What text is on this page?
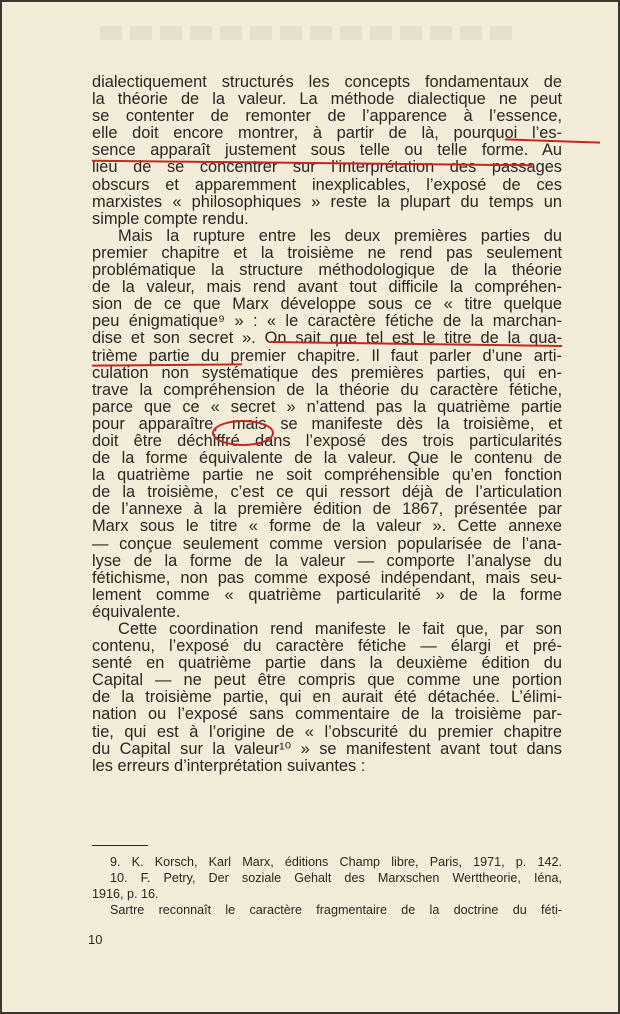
dialectiquement structurés les concepts fondamentaux de
la théorie de la valeur. La méthode dialectique ne peut
se contenter de remonter de l’apparence à l’essence,
elle doit encore montrer, à partir de là, pourquoi l’es-
sence apparaît justement sous telle ou telle forme. Au
lieu de se concentrer sur l’interprétation des passages
obscurs et apparemment inexplicables, l’exposé de ces
marxistes « philosophiques » reste la plupart du temps un
simple compte rendu.
Mais la rupture entre les deux premières parties du
premier chapitre et la troisième ne rend pas seulement
problématique la structure méthodologique de la théorie
de la valeur, mais rend avant tout difficile la compréhen-
sion de ce que Marx développe sous ce « titre quelque
peu énigmatique⁹ » : « le caractère fétiche de la marchan-
dise et son secret ». On sait que tel est le titre de la qua-
trième partie du premier chapitre. Il faut parler d’une arti-
culation non systématique des premières parties, qui en-
trave la compréhension de la théorie du caractère fétiche,
parce que ce « secret » n’attend pas la quatrième partie
pour apparaître, mais se manifeste dès la troisième, et
doit être déchiffré dans l’exposé des trois particularités
de la forme équivalente de la valeur. Que le contenu de
la quatrième partie ne soit compréhensible qu’en fonction
de la troisième, c’est ce qui ressort déjà de l’articulation
de l’annexe à la première édition de 1867, présentée par
Marx sous le titre « forme de la valeur ». Cette annexe
— conçue seulement comme version popularisée de l’ana-
lyse de la forme de la valeur — comporte l’analyse du
fétichisme, non pas comme exposé indépendant, mais seu-
lement comme « quatrième particularité » de la forme
équivalente.
Cette coordination rend manifeste le fait que, par son
contenu, l’exposé du caractère fétiche — élargi et pré-
senté en quatrième partie dans la deuxième édition du
Capital — ne peut être compris que comme une portion
de la troisième partie, qui en aurait été détachée. L’élimi-
nation ou l’exposé sans commentaire de la troisième par-
tie, qui est à l’origine de « l’obscurité du premier chapitre
du Capital sur la valeur¹⁰ » se manifestent avant tout dans
les erreurs d’interprétation suivantes :
9. K. Korsch, Karl Marx, éditions Champ libre, Paris, 1971, p. 142.
10. F. Petry, Der soziale Gehalt des Marxschen Werttheorie, Iéna,
1916, p. 16.
Sartre reconnaît le caractère fragmentaire de la doctrine du féti-
10
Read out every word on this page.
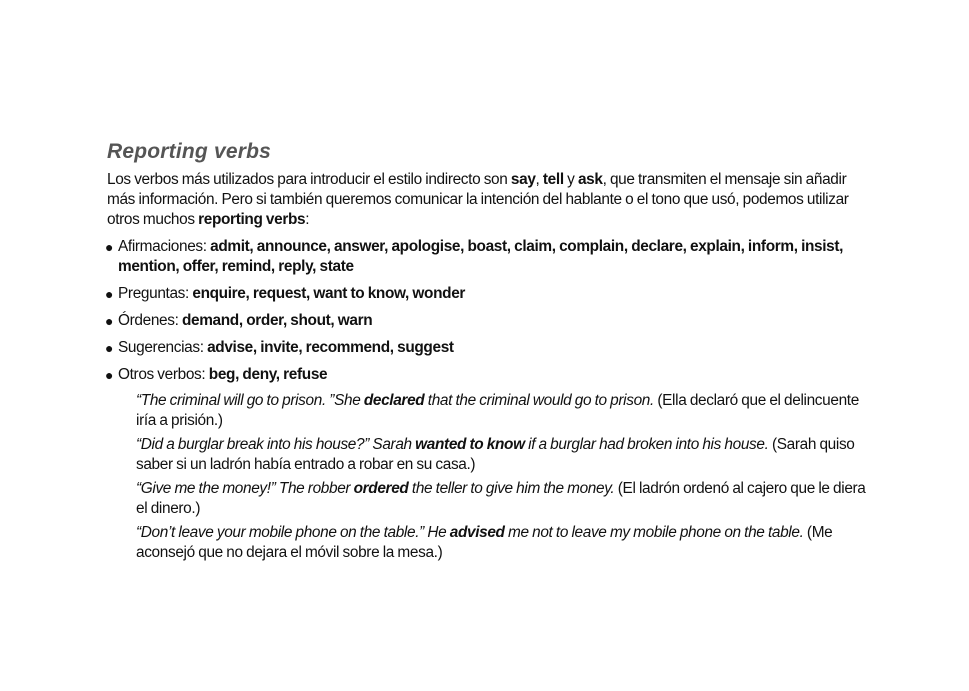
Reporting verbs

Los verbos más utilizados para introducir el estilo indirecto son say, tell y ask, que transmiten el mensaje sin añadir más información. Pero si también queremos comunicar la intención del hablante o el tono que usó, podemos utilizar otros muchos reporting verbs:

● Afirmaciones: admit, announce, answer, apologise, boast, claim, complain, declare, explain, inform, insist, mention, offer, remind, reply, state
● Preguntas: enquire, request, want to know, wonder
● Órdenes: demand, order, shout, warn
● Sugerencias: advise, invite, recommend, suggest
● Otros verbos: beg, deny, refuse
“The criminal will go to prison. ”She declared that the criminal would go to prison. (Ella declaró que el delincuente iría a prisión.)
“Did a burglar break into his house?” Sarah wanted to know if a burglar had broken into his house. (Sarah quiso saber si un ladrón había entrado a robar en su casa.)
“Give me the money!” The robber ordered the teller to give him the money. (El ladrón ordenó al cajero que le diera el dinero.)
“Don’t leave your mobile phone on the table.” He advised me not to leave my mobile phone on the table. (Me aconsejó que no dejara el móvil sobre la mesa.)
=-=-=
Nothing but the lines from the line containing "Read out every word on this page." through the last line of the records above is to be extracted, exactly and with no pictures.

■ **FINAL RESULT**
Read out every word on this page.
Reporting verbs

Los verbos más utilizados para introducir el estilo indirecto son say, tell y ask, que transmiten el mensaje sin añadir más información. Pero si también queremos comunicar la intención del hablante o el tono que usó, podemos utilizar otros muchos reporting verbs:

● Afirmaciones: admit, announce, answer, apologise, boast, claim, complain, declare, explain, inform, insist, mention, offer, remind, reply, state
● Preguntas: enquire, request, want to know, wonder
● Órdenes: demand, order, shout, warn
● Sugerencias: advise, invite, recommend, suggest
● Otros verbos: beg, deny, refuse
“The criminal will go to prison. ”She declared that the criminal would go to prison. (Ella declaró que el delincuente iría a prisión.)
“Did a burglar break into his house?” Sarah wanted to know if a burglar had broken into his house. (Sarah quiso saber si un ladrón había entrado a robar en su casa.)
“Give me the money!” The robber ordered the teller to give him the money. (El ladrón ordenó al cajero que le diera el dinero.)
“Don’t leave your mobile phone on the table.” He advised me not to leave my mobile phone on the table. (Me aconsejó que no dejara el móvil sobre la mesa.)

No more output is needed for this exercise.